SHORT PROBLEM - Exclude the pictures and reproduce the remaining data exactly as written.

DATA SHOWN -
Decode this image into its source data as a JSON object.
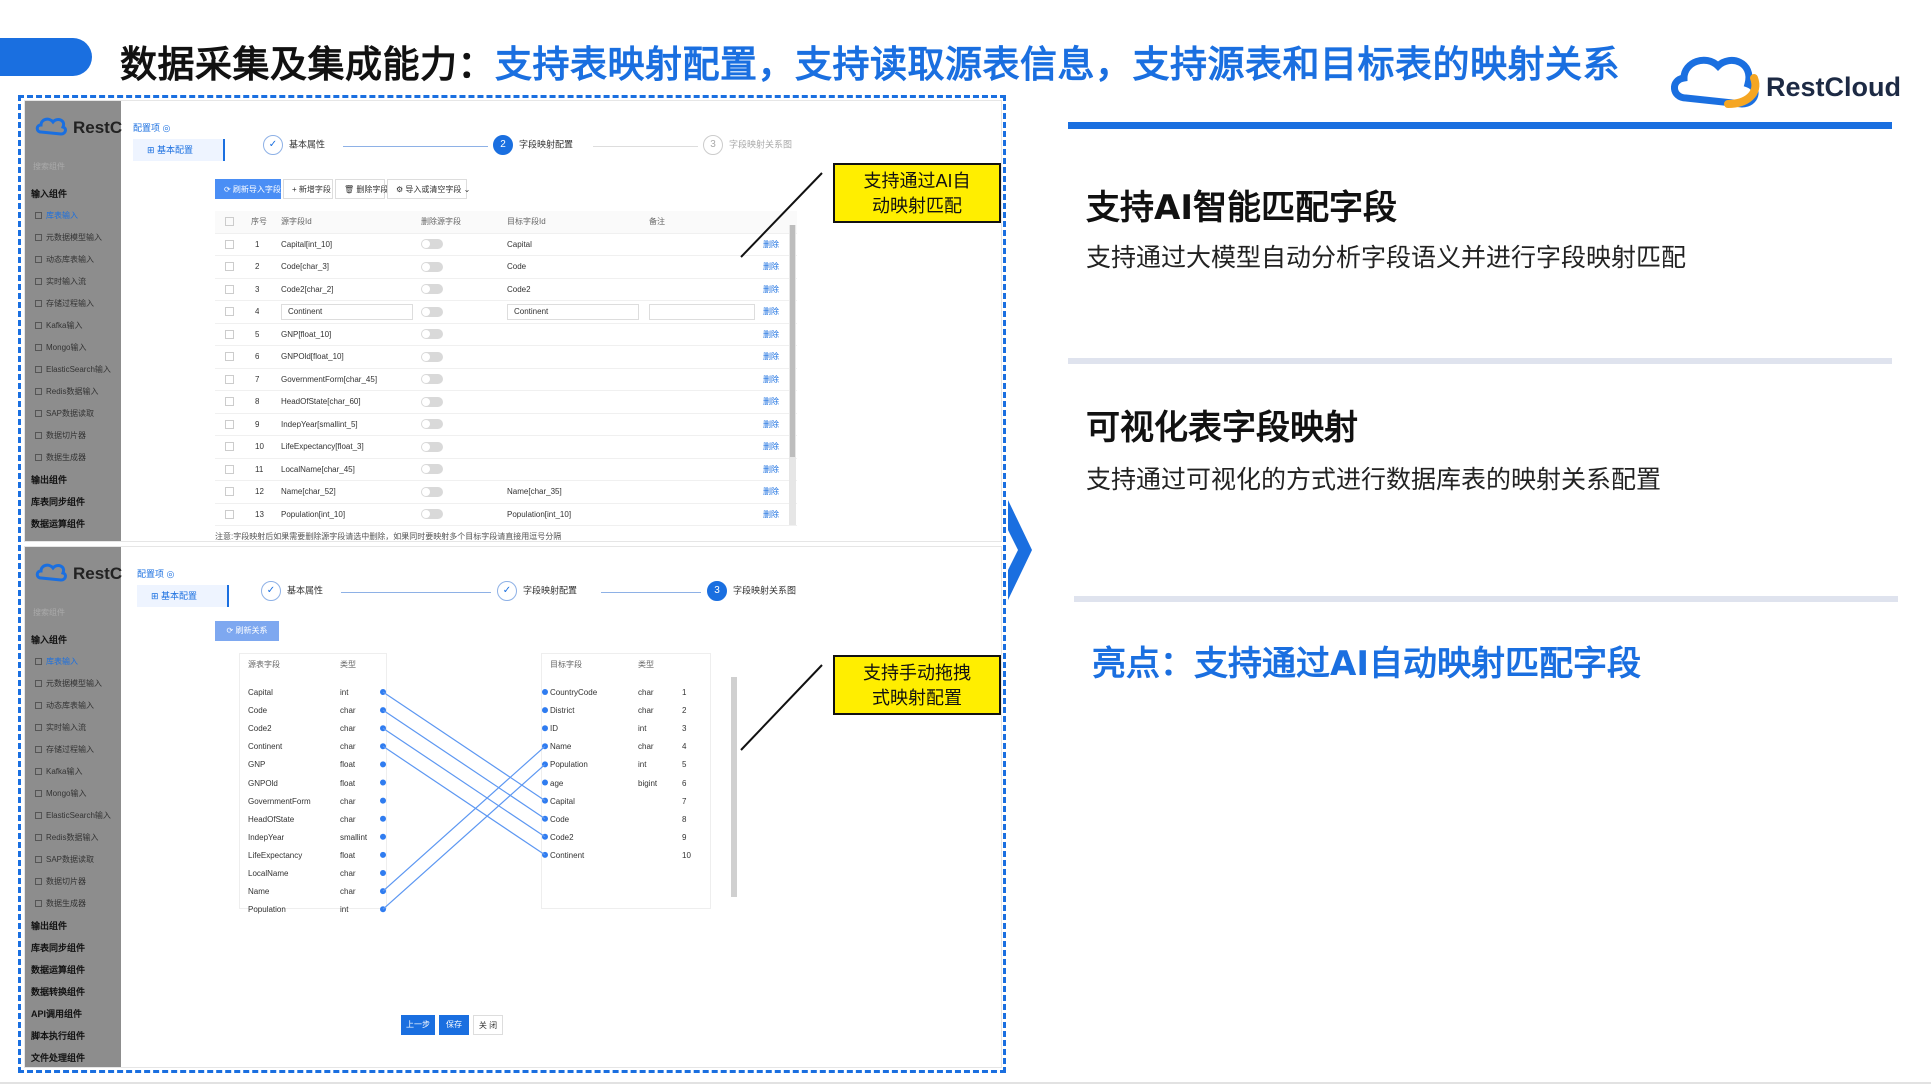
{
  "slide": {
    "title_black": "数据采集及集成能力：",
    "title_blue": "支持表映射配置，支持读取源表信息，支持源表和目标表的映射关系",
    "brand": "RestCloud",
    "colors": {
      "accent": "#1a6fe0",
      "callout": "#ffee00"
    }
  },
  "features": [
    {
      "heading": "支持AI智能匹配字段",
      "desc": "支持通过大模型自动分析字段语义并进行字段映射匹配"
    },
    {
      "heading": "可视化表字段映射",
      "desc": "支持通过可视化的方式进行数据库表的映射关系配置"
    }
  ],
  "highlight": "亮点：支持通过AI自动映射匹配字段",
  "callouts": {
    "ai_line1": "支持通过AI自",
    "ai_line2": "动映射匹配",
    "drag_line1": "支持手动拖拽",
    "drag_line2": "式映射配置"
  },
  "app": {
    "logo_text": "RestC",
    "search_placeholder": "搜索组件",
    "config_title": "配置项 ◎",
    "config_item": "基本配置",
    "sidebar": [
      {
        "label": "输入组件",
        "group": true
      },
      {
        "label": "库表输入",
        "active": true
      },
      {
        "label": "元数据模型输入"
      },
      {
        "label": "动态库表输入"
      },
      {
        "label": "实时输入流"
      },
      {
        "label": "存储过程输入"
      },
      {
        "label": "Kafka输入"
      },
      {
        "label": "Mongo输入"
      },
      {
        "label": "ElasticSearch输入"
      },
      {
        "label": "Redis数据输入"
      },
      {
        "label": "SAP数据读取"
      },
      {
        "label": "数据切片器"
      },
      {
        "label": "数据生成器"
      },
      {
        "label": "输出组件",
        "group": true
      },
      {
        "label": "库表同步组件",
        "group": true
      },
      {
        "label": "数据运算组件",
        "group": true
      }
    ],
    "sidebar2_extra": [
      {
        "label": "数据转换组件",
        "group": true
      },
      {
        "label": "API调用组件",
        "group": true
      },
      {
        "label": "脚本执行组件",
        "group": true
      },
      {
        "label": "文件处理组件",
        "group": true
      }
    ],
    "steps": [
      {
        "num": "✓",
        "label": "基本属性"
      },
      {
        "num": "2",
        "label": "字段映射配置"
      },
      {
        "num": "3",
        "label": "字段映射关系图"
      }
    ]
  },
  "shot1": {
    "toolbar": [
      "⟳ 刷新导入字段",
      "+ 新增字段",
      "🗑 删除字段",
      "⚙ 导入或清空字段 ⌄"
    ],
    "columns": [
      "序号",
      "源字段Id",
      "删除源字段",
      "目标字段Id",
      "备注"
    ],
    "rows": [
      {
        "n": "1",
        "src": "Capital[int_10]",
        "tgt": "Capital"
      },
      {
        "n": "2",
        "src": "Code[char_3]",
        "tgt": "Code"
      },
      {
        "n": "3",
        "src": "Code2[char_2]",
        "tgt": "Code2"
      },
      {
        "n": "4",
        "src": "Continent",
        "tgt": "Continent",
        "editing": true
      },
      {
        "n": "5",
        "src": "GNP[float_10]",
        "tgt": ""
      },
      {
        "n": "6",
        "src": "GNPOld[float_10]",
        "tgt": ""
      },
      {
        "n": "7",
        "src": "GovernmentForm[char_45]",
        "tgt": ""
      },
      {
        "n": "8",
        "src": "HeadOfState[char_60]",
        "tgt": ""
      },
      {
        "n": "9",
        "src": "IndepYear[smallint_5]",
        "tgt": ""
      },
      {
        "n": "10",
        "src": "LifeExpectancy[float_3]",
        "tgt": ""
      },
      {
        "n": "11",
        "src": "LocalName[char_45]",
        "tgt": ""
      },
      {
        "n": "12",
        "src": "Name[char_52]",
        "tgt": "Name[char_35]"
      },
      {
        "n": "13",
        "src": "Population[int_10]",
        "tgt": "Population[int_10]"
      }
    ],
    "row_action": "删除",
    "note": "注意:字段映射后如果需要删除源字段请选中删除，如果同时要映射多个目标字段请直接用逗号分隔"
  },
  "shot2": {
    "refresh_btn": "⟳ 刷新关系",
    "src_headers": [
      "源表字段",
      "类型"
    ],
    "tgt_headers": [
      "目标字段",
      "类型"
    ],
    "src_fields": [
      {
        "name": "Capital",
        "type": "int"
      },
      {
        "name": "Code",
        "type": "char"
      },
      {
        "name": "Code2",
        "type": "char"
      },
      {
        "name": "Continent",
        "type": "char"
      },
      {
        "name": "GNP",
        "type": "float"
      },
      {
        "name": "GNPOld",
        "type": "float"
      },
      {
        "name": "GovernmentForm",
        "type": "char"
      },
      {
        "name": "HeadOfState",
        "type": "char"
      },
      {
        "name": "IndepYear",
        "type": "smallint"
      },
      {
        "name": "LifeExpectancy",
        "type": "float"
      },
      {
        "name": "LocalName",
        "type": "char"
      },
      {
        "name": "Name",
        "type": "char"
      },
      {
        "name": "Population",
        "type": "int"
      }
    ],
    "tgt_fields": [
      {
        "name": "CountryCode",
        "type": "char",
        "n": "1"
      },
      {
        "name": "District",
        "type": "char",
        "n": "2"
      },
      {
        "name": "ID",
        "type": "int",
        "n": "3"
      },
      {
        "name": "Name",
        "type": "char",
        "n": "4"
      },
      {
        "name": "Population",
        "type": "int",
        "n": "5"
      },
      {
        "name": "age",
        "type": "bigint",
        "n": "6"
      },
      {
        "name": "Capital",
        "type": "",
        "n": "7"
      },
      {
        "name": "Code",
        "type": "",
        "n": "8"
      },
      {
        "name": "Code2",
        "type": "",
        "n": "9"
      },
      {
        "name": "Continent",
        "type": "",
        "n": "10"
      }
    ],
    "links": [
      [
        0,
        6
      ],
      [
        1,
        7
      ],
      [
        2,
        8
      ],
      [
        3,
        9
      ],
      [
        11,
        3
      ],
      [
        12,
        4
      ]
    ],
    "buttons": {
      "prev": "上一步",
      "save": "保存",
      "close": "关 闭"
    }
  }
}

FINAL ANSWER -
Decode this image into its source data as a JSON object.
{
  "slide": {
    "title_black": "数据采集及集成能力：",
    "title_blue": "支持表映射配置，支持读取源表信息，支持源表和目标表的映射关系",
    "brand": "RestCloud",
    "colors": {
      "accent": "#1a6fe0",
      "callout": "#ffee00"
    }
  },
  "features": [
    {
      "heading": "支持AI智能匹配字段",
      "desc": "支持通过大模型自动分析字段语义并进行字段映射匹配"
    },
    {
      "heading": "可视化表字段映射",
      "desc": "支持通过可视化的方式进行数据库表的映射关系配置"
    }
  ],
  "highlight": "亮点：支持通过AI自动映射匹配字段",
  "callouts": {
    "ai_line1": "支持通过AI自",
    "ai_line2": "动映射匹配",
    "drag_line1": "支持手动拖拽",
    "drag_line2": "式映射配置"
  },
  "app": {
    "logo_text": "RestC",
    "search_placeholder": "搜索组件",
    "config_title": "配置项 ◎",
    "config_item": "基本配置",
    "sidebar": [
      {
        "label": "输入组件",
        "group": true
      },
      {
        "label": "库表输入",
        "active": true
      },
      {
        "label": "元数据模型输入"
      },
      {
        "label": "动态库表输入"
      },
      {
        "label": "实时输入流"
      },
      {
        "label": "存储过程输入"
      },
      {
        "label": "Kafka输入"
      },
      {
        "label": "Mongo输入"
      },
      {
        "label": "ElasticSearch输入"
      },
      {
        "label": "Redis数据输入"
      },
      {
        "label": "SAP数据读取"
      },
      {
        "label": "数据切片器"
      },
      {
        "label": "数据生成器"
      },
      {
        "label": "输出组件",
        "group": true
      },
      {
        "label": "库表同步组件",
        "group": true
      },
      {
        "label": "数据运算组件",
        "group": true
      }
    ],
    "sidebar2_extra": [
      {
        "label": "数据转换组件",
        "group": true
      },
      {
        "label": "API调用组件",
        "group": true
      },
      {
        "label": "脚本执行组件",
        "group": true
      },
      {
        "label": "文件处理组件",
        "group": true
      }
    ],
    "steps": [
      {
        "num": "✓",
        "label": "基本属性"
      },
      {
        "num": "2",
        "label": "字段映射配置"
      },
      {
        "num": "3",
        "label": "字段映射关系图"
      }
    ]
  },
  "shot1": {
    "toolbar": [
      "⟳ 刷新导入字段",
      "+ 新增字段",
      "🗑 删除字段",
      "⚙ 导入或清空字段 ⌄"
    ],
    "columns": [
      "序号",
      "源字段Id",
      "删除源字段",
      "目标字段Id",
      "备注"
    ],
    "rows": [
      {
        "n": "1",
        "src": "Capital[int_10]",
        "tgt": "Capital"
      },
      {
        "n": "2",
        "src": "Code[char_3]",
        "tgt": "Code"
      },
      {
        "n": "3",
        "src": "Code2[char_2]",
        "tgt": "Code2"
      },
      {
        "n": "4",
        "src": "Continent",
        "tgt": "Continent",
        "editing": true
      },
      {
        "n": "5",
        "src": "GNP[float_10]",
        "tgt": ""
      },
      {
        "n": "6",
        "src": "GNPOld[float_10]",
        "tgt": ""
      },
      {
        "n": "7",
        "src": "GovernmentForm[char_45]",
        "tgt": ""
      },
      {
        "n": "8",
        "src": "HeadOfState[char_60]",
        "tgt": ""
      },
      {
        "n": "9",
        "src": "IndepYear[smallint_5]",
        "tgt": ""
      },
      {
        "n": "10",
        "src": "LifeExpectancy[float_3]",
        "tgt": ""
      },
      {
        "n": "11",
        "src": "LocalName[char_45]",
        "tgt": ""
      },
      {
        "n": "12",
        "src": "Name[char_52]",
        "tgt": "Name[char_35]"
      },
      {
        "n": "13",
        "src": "Population[int_10]",
        "tgt": "Population[int_10]"
      }
    ],
    "row_action": "删除",
    "note": "注意:字段映射后如果需要删除源字段请选中删除，如果同时要映射多个目标字段请直接用逗号分隔"
  },
  "shot2": {
    "refresh_btn": "⟳ 刷新关系",
    "src_headers": [
      "源表字段",
      "类型"
    ],
    "tgt_headers": [
      "目标字段",
      "类型"
    ],
    "src_fields": [
      {
        "name": "Capital",
        "type": "int"
      },
      {
        "name": "Code",
        "type": "char"
      },
      {
        "name": "Code2",
        "type": "char"
      },
      {
        "name": "Continent",
        "type": "char"
      },
      {
        "name": "GNP",
        "type": "float"
      },
      {
        "name": "GNPOld",
        "type": "float"
      },
      {
        "name": "GovernmentForm",
        "type": "char"
      },
      {
        "name": "HeadOfState",
        "type": "char"
      },
      {
        "name": "IndepYear",
        "type": "smallint"
      },
      {
        "name": "LifeExpectancy",
        "type": "float"
      },
      {
        "name": "LocalName",
        "type": "char"
      },
      {
        "name": "Name",
        "type": "char"
      },
      {
        "name": "Population",
        "type": "int"
      }
    ],
    "tgt_fields": [
      {
        "name": "CountryCode",
        "type": "char",
        "n": "1"
      },
      {
        "name": "District",
        "type": "char",
        "n": "2"
      },
      {
        "name": "ID",
        "type": "int",
        "n": "3"
      },
      {
        "name": "Name",
        "type": "char",
        "n": "4"
      },
      {
        "name": "Population",
        "type": "int",
        "n": "5"
      },
      {
        "name": "age",
        "type": "bigint",
        "n": "6"
      },
      {
        "name": "Capital",
        "type": "",
        "n": "7"
      },
      {
        "name": "Code",
        "type": "",
        "n": "8"
      },
      {
        "name": "Code2",
        "type": "",
        "n": "9"
      },
      {
        "name": "Continent",
        "type": "",
        "n": "10"
      }
    ],
    "links": [
      [
        0,
        6
      ],
      [
        1,
        7
      ],
      [
        2,
        8
      ],
      [
        3,
        9
      ],
      [
        11,
        3
      ],
      [
        12,
        4
      ]
    ],
    "buttons": {
      "prev": "上一步",
      "save": "保存",
      "close": "关 闭"
    }
  }
}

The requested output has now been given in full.